[Dataset entries on figures]
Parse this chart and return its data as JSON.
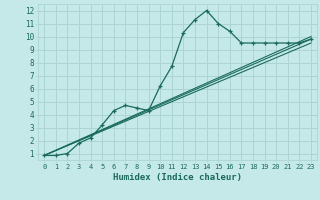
{
  "xlabel": "Humidex (Indice chaleur)",
  "xlim": [
    -0.5,
    23.5
  ],
  "ylim": [
    0.5,
    12.5
  ],
  "xticks": [
    0,
    1,
    2,
    3,
    4,
    5,
    6,
    7,
    8,
    9,
    10,
    11,
    12,
    13,
    14,
    15,
    16,
    17,
    18,
    19,
    20,
    21,
    22,
    23
  ],
  "yticks": [
    1,
    2,
    3,
    4,
    5,
    6,
    7,
    8,
    9,
    10,
    11,
    12
  ],
  "background_color": "#c5e8e8",
  "grid_color": "#add4d4",
  "line_color": "#1a6b5a",
  "main_line": {
    "x": [
      0,
      1,
      2,
      3,
      4,
      5,
      6,
      7,
      8,
      9,
      10,
      11,
      12,
      13,
      14,
      15,
      16,
      17,
      18,
      19,
      20,
      21,
      22,
      23
    ],
    "y": [
      0.85,
      0.85,
      1.0,
      1.8,
      2.2,
      3.2,
      4.3,
      4.7,
      4.5,
      4.3,
      6.2,
      7.7,
      10.3,
      11.3,
      12.0,
      11.0,
      10.4,
      9.5,
      9.5,
      9.5,
      9.5,
      9.5,
      9.5,
      9.8
    ]
  },
  "straight_lines": [
    {
      "x": [
        0,
        23
      ],
      "y": [
        0.85,
        9.5
      ]
    },
    {
      "x": [
        0,
        23
      ],
      "y": [
        0.85,
        9.8
      ]
    },
    {
      "x": [
        0,
        23
      ],
      "y": [
        0.85,
        10.0
      ]
    }
  ]
}
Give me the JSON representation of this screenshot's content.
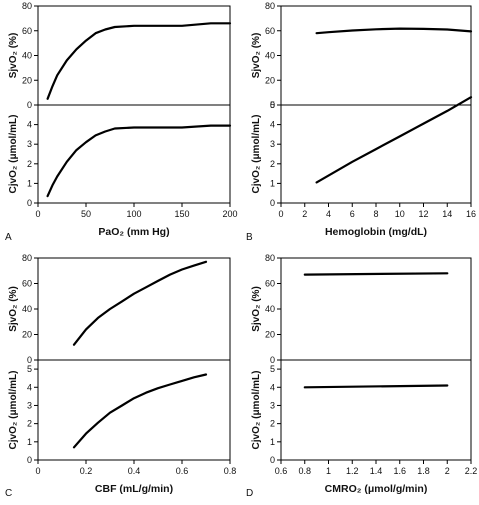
{
  "chart_data": [
    {
      "type": "line",
      "panel_label": "A",
      "xlabel": "PaO₂ (mm Hg)",
      "xlim": [
        0,
        200
      ],
      "xticks": [
        0,
        50,
        100,
        150,
        200
      ],
      "top": {
        "ylabel": "SjvO₂ (%)",
        "ylim": [
          0,
          80
        ],
        "yticks": [
          0,
          20,
          40,
          60,
          80
        ],
        "x": [
          10,
          15,
          20,
          30,
          40,
          50,
          60,
          70,
          80,
          100,
          120,
          150,
          180,
          200
        ],
        "values": [
          5,
          15,
          24,
          36,
          45,
          52,
          58,
          61,
          63,
          64,
          64,
          64,
          66,
          66
        ]
      },
      "bottom": {
        "ylabel": "CjvO₂ (μmol/mL)",
        "ylim": [
          0,
          5
        ],
        "yticks": [
          0,
          1,
          2,
          3,
          4
        ],
        "x": [
          10,
          15,
          20,
          30,
          40,
          50,
          60,
          70,
          80,
          100,
          120,
          150,
          180,
          200
        ],
        "values": [
          0.35,
          0.9,
          1.35,
          2.1,
          2.7,
          3.1,
          3.45,
          3.65,
          3.8,
          3.85,
          3.85,
          3.85,
          3.95,
          3.95
        ]
      }
    },
    {
      "type": "line",
      "panel_label": "B",
      "xlabel": "Hemoglobin (mg/dL)",
      "xlim": [
        0,
        16
      ],
      "xticks": [
        0,
        2,
        4,
        6,
        8,
        10,
        12,
        14,
        16
      ],
      "top": {
        "ylabel": "SjvO₂ (%)",
        "ylim": [
          0,
          80
        ],
        "yticks": [
          0,
          20,
          40,
          60,
          80
        ],
        "x": [
          3,
          4,
          6,
          8,
          10,
          12,
          14,
          16
        ],
        "values": [
          58,
          58.8,
          60.2,
          61.2,
          61.7,
          61.5,
          61,
          59.5
        ]
      },
      "bottom": {
        "ylabel": "CjvO₂ (μmol/mL)",
        "ylim": [
          0,
          5
        ],
        "yticks": [
          0,
          1,
          2,
          3,
          4,
          5
        ],
        "x": [
          3,
          4,
          6,
          8,
          10,
          12,
          14,
          16
        ],
        "values": [
          1.05,
          1.4,
          2.1,
          2.75,
          3.4,
          4.05,
          4.7,
          5.4
        ]
      }
    },
    {
      "type": "line",
      "panel_label": "C",
      "xlabel": "CBF (mL/g/min)",
      "xlim": [
        0,
        0.8
      ],
      "xticks": [
        0,
        0.2,
        0.4,
        0.6,
        0.8
      ],
      "top": {
        "ylabel": "SjvO₂ (%)",
        "ylim": [
          0,
          80
        ],
        "yticks": [
          0,
          20,
          40,
          60,
          80
        ],
        "x": [
          0.15,
          0.2,
          0.25,
          0.3,
          0.35,
          0.4,
          0.45,
          0.5,
          0.55,
          0.6,
          0.65,
          0.7
        ],
        "values": [
          12,
          24,
          33,
          40,
          46,
          52,
          57,
          62,
          67,
          71,
          74,
          77
        ]
      },
      "bottom": {
        "ylabel": "CjvO₂ (μmol/mL)",
        "ylim": [
          0,
          5.5
        ],
        "yticks": [
          0,
          1,
          2,
          3,
          4,
          5
        ],
        "x": [
          0.15,
          0.2,
          0.25,
          0.3,
          0.35,
          0.4,
          0.45,
          0.5,
          0.55,
          0.6,
          0.65,
          0.7
        ],
        "values": [
          0.7,
          1.45,
          2.05,
          2.6,
          3.0,
          3.4,
          3.7,
          3.95,
          4.15,
          4.35,
          4.55,
          4.7
        ]
      }
    },
    {
      "type": "line",
      "panel_label": "D",
      "xlabel": "CMRO₂ (μmol/g/min)",
      "xlim": [
        0.6,
        2.2
      ],
      "xticks": [
        0.6,
        0.8,
        1.0,
        1.2,
        1.4,
        1.6,
        1.8,
        2.0,
        2.2
      ],
      "top": {
        "ylabel": "SjvO₂ (%)",
        "ylim": [
          0,
          80
        ],
        "yticks": [
          0,
          20,
          40,
          60,
          80
        ],
        "x": [
          0.8,
          2.0
        ],
        "values": [
          67,
          68
        ]
      },
      "bottom": {
        "ylabel": "CjvO₂ (μmol/mL)",
        "ylim": [
          0,
          5.5
        ],
        "yticks": [
          0,
          1,
          2,
          3,
          4,
          5
        ],
        "x": [
          0.8,
          2.0
        ],
        "values": [
          4.0,
          4.1
        ]
      }
    }
  ]
}
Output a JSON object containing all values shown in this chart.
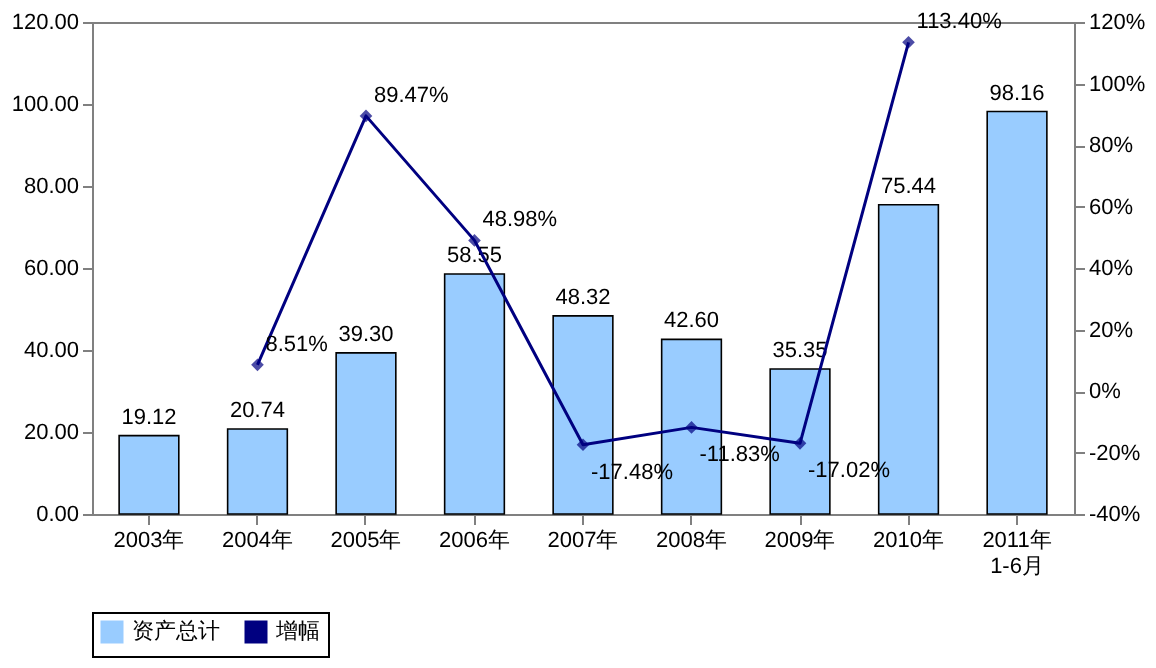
{
  "chart_data": {
    "type": "bar",
    "categories": [
      "2003年",
      "2004年",
      "2005年",
      "2006年",
      "2007年",
      "2008年",
      "2009年",
      "2010年",
      "2011年\n1-6月"
    ],
    "series": [
      {
        "name": "资产总计",
        "type": "bar",
        "color": "#99ccff",
        "values": [
          19.12,
          20.74,
          39.3,
          58.55,
          48.32,
          42.6,
          35.35,
          75.44,
          98.16
        ],
        "value_labels": [
          "19.12",
          "20.74",
          "39.30",
          "58.55",
          "48.32",
          "42.60",
          "35.35",
          "75.44",
          "98.16"
        ]
      },
      {
        "name": "增幅",
        "type": "line",
        "axis": "y2",
        "color": "#000080",
        "marker": "diamond",
        "values": [
          null,
          8.51,
          89.47,
          48.98,
          -17.48,
          -11.83,
          -17.02,
          113.4,
          null
        ],
        "value_labels": [
          null,
          "8.51%",
          "89.47%",
          "48.98%",
          "-17.48%",
          "-11.83%",
          "-17.02%",
          "113.40%",
          null
        ]
      }
    ],
    "ylim": [
      0,
      120
    ],
    "yticks": [
      {
        "value": 0,
        "label": "0.00"
      },
      {
        "value": 20,
        "label": "20.00"
      },
      {
        "value": 40,
        "label": "40.00"
      },
      {
        "value": 60,
        "label": "60.00"
      },
      {
        "value": 80,
        "label": "80.00"
      },
      {
        "value": 100,
        "label": "100.00"
      },
      {
        "value": 120,
        "label": "120.00"
      }
    ],
    "y2lim": [
      -40,
      120
    ],
    "y2ticks": [
      {
        "value": -40,
        "label": "-40%"
      },
      {
        "value": -20,
        "label": "-20%"
      },
      {
        "value": 0,
        "label": "0%"
      },
      {
        "value": 20,
        "label": "20%"
      },
      {
        "value": 40,
        "label": "40%"
      },
      {
        "value": 60,
        "label": "60%"
      },
      {
        "value": 80,
        "label": "80%"
      },
      {
        "value": 100,
        "label": "100%"
      },
      {
        "value": 120,
        "label": "120%"
      }
    ],
    "grid": false,
    "legend": "bottom"
  }
}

[Aim of the exercise] Search the listing above for the string "xlabel". Copy every line that contains it.

[Written answer]
  "xlabel": "Humidex (Indice chaleur)",
      "xlabel": "PaO₂ (mm Hg)",
      "xlabel": "Hemoglobin (mg/dL)",
      "xlabel": "CBF (mL/g/min)",
      "xlabel": "CMRO₂ (μmol/g/min)",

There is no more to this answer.